■ **RECORD LIST**:
····················
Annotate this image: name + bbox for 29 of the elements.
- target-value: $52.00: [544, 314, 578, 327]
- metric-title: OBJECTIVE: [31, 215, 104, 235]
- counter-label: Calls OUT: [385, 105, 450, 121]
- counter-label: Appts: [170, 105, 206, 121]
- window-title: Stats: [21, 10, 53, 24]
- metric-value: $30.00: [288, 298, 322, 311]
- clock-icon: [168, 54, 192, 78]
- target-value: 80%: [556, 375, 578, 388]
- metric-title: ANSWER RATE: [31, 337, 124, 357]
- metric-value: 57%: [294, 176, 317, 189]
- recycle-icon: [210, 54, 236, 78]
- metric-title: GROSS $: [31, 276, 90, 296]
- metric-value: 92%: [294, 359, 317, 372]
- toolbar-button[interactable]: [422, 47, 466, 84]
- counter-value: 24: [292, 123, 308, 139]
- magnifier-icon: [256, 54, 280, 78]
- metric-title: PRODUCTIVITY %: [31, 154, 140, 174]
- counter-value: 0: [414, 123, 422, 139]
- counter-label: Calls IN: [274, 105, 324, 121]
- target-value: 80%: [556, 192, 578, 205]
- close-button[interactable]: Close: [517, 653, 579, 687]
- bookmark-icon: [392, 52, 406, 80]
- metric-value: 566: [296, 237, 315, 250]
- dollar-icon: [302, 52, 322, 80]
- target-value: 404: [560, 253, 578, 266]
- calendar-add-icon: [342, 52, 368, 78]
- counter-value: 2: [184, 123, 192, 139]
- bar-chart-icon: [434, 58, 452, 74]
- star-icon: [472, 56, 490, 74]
····················
■ **WHAT TO PRODUCE**:
Rewrite the data above, changing every "target-value" to "goal-value" and leaving everything else as it is.

■ **EXERCISE RESPONSE**:
Annotate this image: name + bbox for 29 of the elements.
- goal-value: $52.00: [544, 314, 578, 327]
- metric-title: OBJECTIVE: [31, 215, 104, 235]
- counter-label: Calls OUT: [385, 105, 450, 121]
- counter-label: Appts: [170, 105, 206, 121]
- window-title: Stats: [21, 10, 53, 24]
- metric-value: $30.00: [288, 298, 322, 311]
- clock-icon: [168, 54, 192, 78]
- goal-value: 80%: [556, 375, 578, 388]
- metric-title: ANSWER RATE: [31, 337, 124, 357]
- metric-value: 57%: [294, 176, 317, 189]
- recycle-icon: [210, 54, 236, 78]
- metric-title: GROSS $: [31, 276, 90, 296]
- metric-value: 92%: [294, 359, 317, 372]
- toolbar-button[interactable]: [422, 47, 466, 84]
- counter-value: 24: [292, 123, 308, 139]
- magnifier-icon: [256, 54, 280, 78]
- metric-title: PRODUCTIVITY %: [31, 154, 140, 174]
- counter-value: 0: [414, 123, 422, 139]
- counter-label: Calls IN: [274, 105, 324, 121]
- goal-value: 80%: [556, 192, 578, 205]
- close-button[interactable]: Close: [517, 653, 579, 687]
- bookmark-icon: [392, 52, 406, 80]
- metric-value: 566: [296, 237, 315, 250]
- dollar-icon: [302, 52, 322, 80]
- goal-value: 404: [560, 253, 578, 266]
- calendar-add-icon: [342, 52, 368, 78]
- counter-value: 2: [184, 123, 192, 139]
- bar-chart-icon: [434, 58, 452, 74]
- star-icon: [472, 56, 490, 74]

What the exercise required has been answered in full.